━━ RAW DATA ━━

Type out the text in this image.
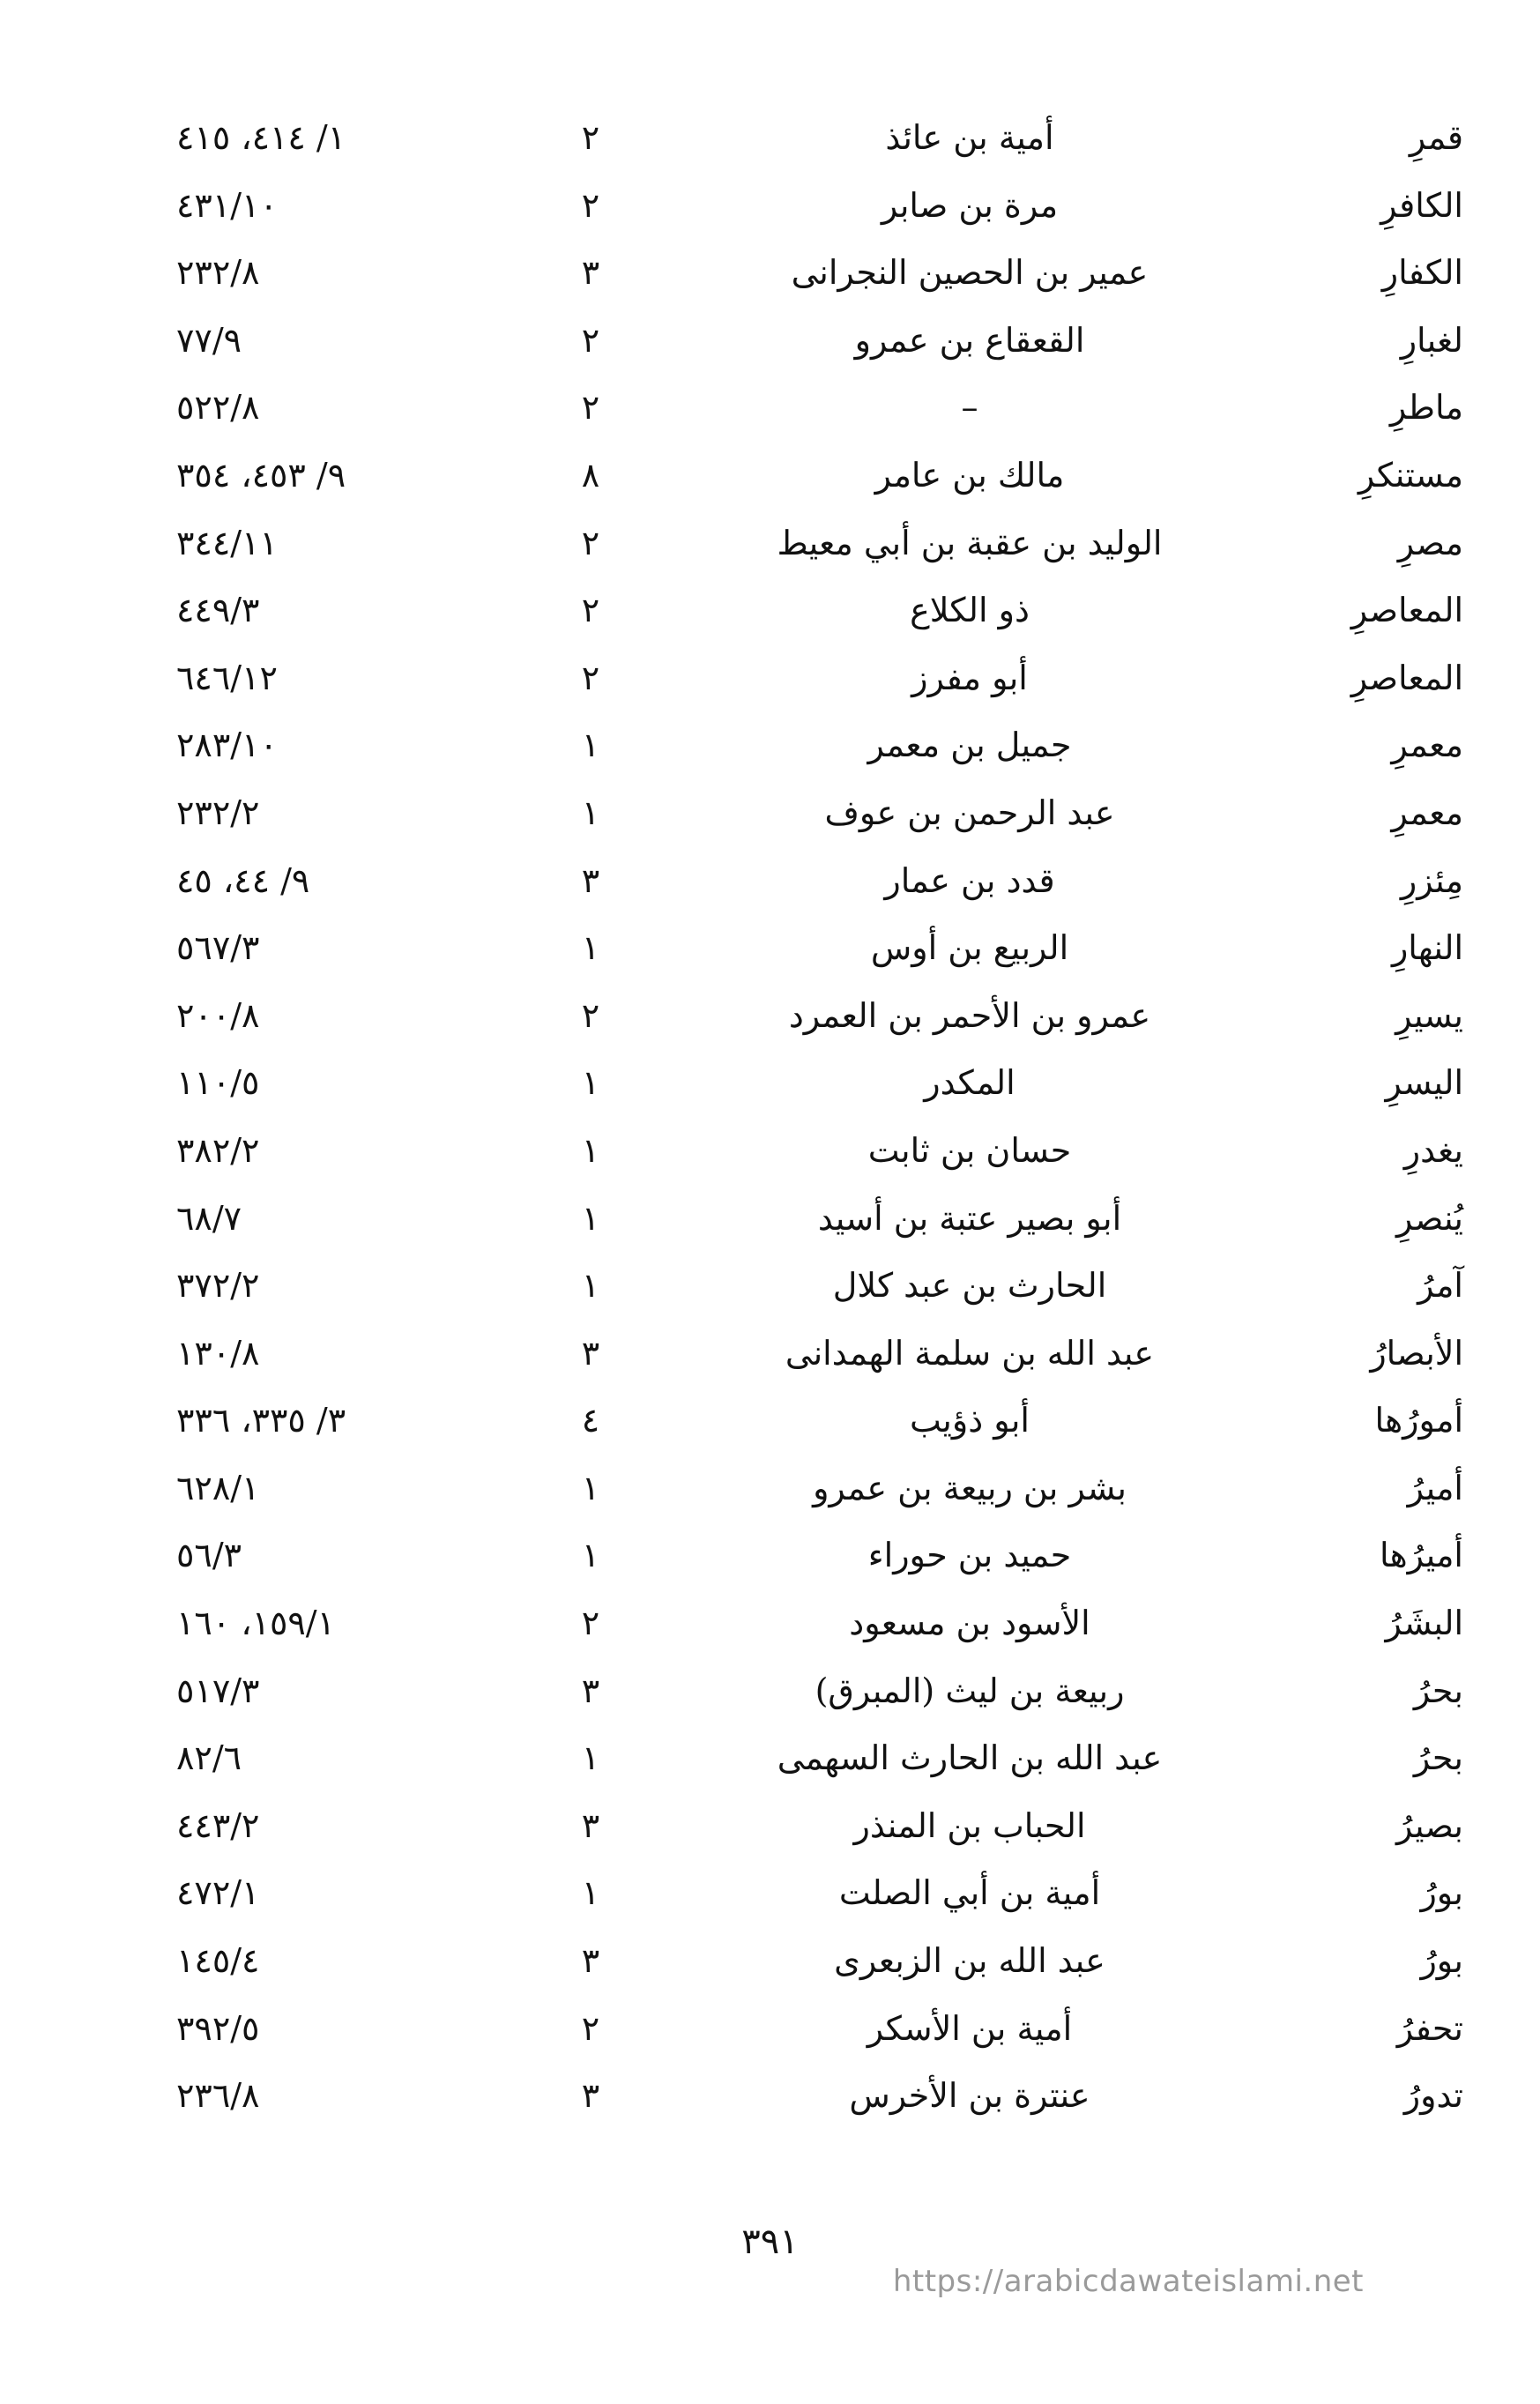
قمرِ
أمية بن عائذ
٢
١/ ٤١٤، ٤١٥
الكافرِ
مرة بن صابر
٢
٤٣١/١٠
الكفارِ
عمير بن الحصين النجرانى
٣
٢٣٢/٨
لغبارِ
القعقاع بن عمرو
٢
٧٧/٩
ماطرِ
–
٢
٥٢٢/٨
مستنكرِ
مالك بن عامر
٨
٩/ ٤٥٣، ٣٥٤
مصرِ
الوليد بن عقبة بن أبي معيط
٢
٣٤٤/١١
المعاصرِ
ذو الكلاع
٢
٤٤٩/٣
المعاصرِ
أبو مفرز
٢
٦٤٦/١٢
معمرِ
جميل بن معمر
١
٢٨٣/١٠
معمرِ
عبد الرحمن بن عوف
١
٢٣٢/٢
مِئزرِ
قدد بن عمار
٣
٩/ ٤٤، ٤٥
النهارِ
الربيع بن أوس
١
٥٦٧/٣
يسيرِ
عمرو بن الأحمر بن العمرد
٢
٢٠٠/٨
اليسرِ
المكدر
١
١١٠/٥
يغدرِ
حسان بن ثابت
١
٣٨٢/٢
يُنصرِ
أبو بصير عتبة بن أسيد
١
٦٨/٧
آمرُ
الحارث بن عبد كلال
١
٣٧٢/٢
الأبصارُ
عبد الله بن سلمة الهمدانى
٣
١٣٠/٨
أمورُها
أبو ذؤيب
٤
٣/ ٣٣٥، ٣٣٦
أميرُ
بشر بن ربيعة بن عمرو
١
٦٢٨/١
أميرُها
حميد بن حوراء
١
٥٦/٣
البشَرُ
الأسود بن مسعود
٢
١٥٩/١، ١٦٠
بحرُ
ربيعة بن ليث (المبرق)
٣
٥١٧/٣
بحرُ
عبد الله بن الحارث السهمى
١
٨٢/٦
بصيرُ
الحباب بن المنذر
٣
٤٤٣/٢
بورُ
أمية بن أبي الصلت
١
٤٧٢/١
بورُ
عبد الله بن الزبعرى
٣
١٤٥/٤
تحفرُ
أمية بن الأسكر
٢
٣٩٢/٥
تدورُ
عنترة بن الأخرس
٣
٢٣٦/٨
٣٩١
https://arabicdawateislami.net
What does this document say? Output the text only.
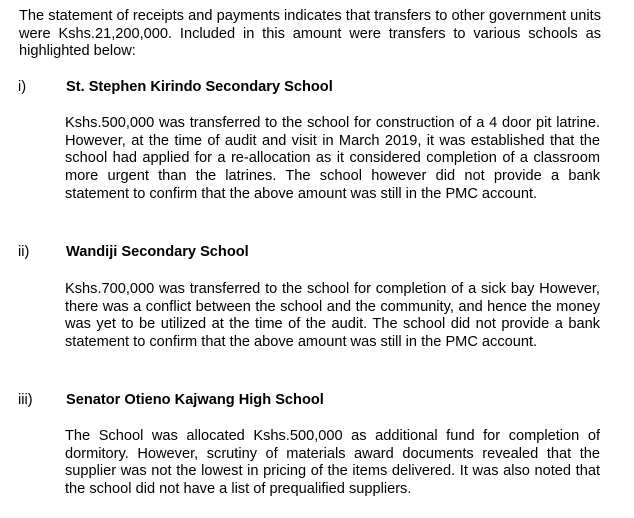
The statement of receipts and payments indicates that transfers to other government units were Kshs.21,200,000. Included in this amount were transfers to various schools as highlighted below:

i)	St. Stephen Kirindo Secondary School

Kshs.500,000 was transferred to the school for construction of a 4 door pit latrine. However, at the time of audit and visit in March 2019, it was established that the school had applied for a re-allocation as it considered completion of a classroom more urgent than the latrines. The school however did not provide a bank statement to confirm that the above amount was still in the PMC account.

ii)	Wandiji Secondary School

Kshs.700,000 was transferred to the school for completion of a sick bay However, there was a conflict between the school and the community, and hence the money was yet to be utilized at the time of the audit. The school did not provide a bank statement to confirm that the above amount was still in the PMC account.

iii) Senator Otieno Kajwang High School

The School was allocated Kshs.500,000 as additional fund for completion of dormitory. However, scrutiny of materials award documents revealed that the supplier was not the lowest in pricing of the items delivered. It was also noted that the school did not have a list of prequalified suppliers.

━━━

** YOUR INSTRUCTIONS **
From the data, pick out every line that includes "أمية".

** ANSWER TO THE PROBLEM **
أمية بن عائذ
أمية بن أبي الصلت
أمية بن الأسكر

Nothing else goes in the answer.